======== Data rows ========

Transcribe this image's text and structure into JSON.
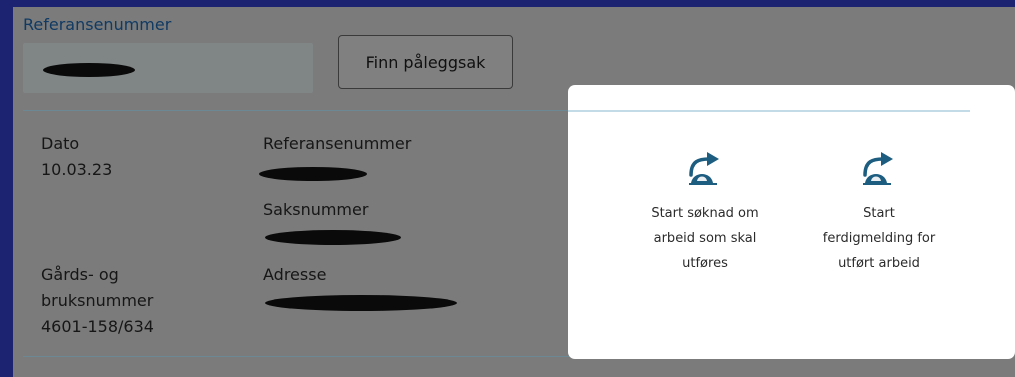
{
  "search": {
    "label": "Referansenummer",
    "button_label": "Finn påleggsak"
  },
  "case": {
    "date_label": "Dato",
    "date_value": "10.03.23",
    "ref_label": "Referansenummer",
    "case_number_label": "Saksnummer",
    "property_label_line1": "Gårds- og",
    "property_label_line2": "bruksnummer",
    "property_value": "4601-158/634",
    "address_label": "Adresse"
  },
  "actions": [
    {
      "label_lines": [
        "Start søknad om",
        "arbeid som skal",
        "utføres"
      ],
      "icon": "arrow-forward-icon"
    },
    {
      "label_lines": [
        "Start",
        "ferdigmelding for",
        "utført arbeid"
      ],
      "icon": "arrow-forward-icon"
    }
  ],
  "colors": {
    "frame": "#1c2371",
    "overlay_panel": "#7b7b7b",
    "card": "#ffffff",
    "icon": "#1d5d80",
    "label_blue": "#103a63"
  }
}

========

▸ Goal
Copy every record above exactly as written, but leave out the pictures.

▸ Result for this task
Transcribe this image's text and structure into JSON.
{
  "search": {
    "label": "Referansenummer",
    "button_label": "Finn påleggsak"
  },
  "case": {
    "date_label": "Dato",
    "date_value": "10.03.23",
    "ref_label": "Referansenummer",
    "case_number_label": "Saksnummer",
    "property_label_line1": "Gårds- og",
    "property_label_line2": "bruksnummer",
    "property_value": "4601-158/634",
    "address_label": "Adresse"
  },
  "actions": [
    {
      "label_lines": [
        "Start søknad om",
        "arbeid som skal",
        "utføres"
      ],
      "icon": "arrow-forward-icon"
    },
    {
      "label_lines": [
        "Start",
        "ferdigmelding for",
        "utført arbeid"
      ],
      "icon": "arrow-forward-icon"
    }
  ],
  "colors": {
    "frame": "#1c2371",
    "overlay_panel": "#7b7b7b",
    "card": "#ffffff",
    "icon": "#1d5d80",
    "label_blue": "#103a63"
  }
}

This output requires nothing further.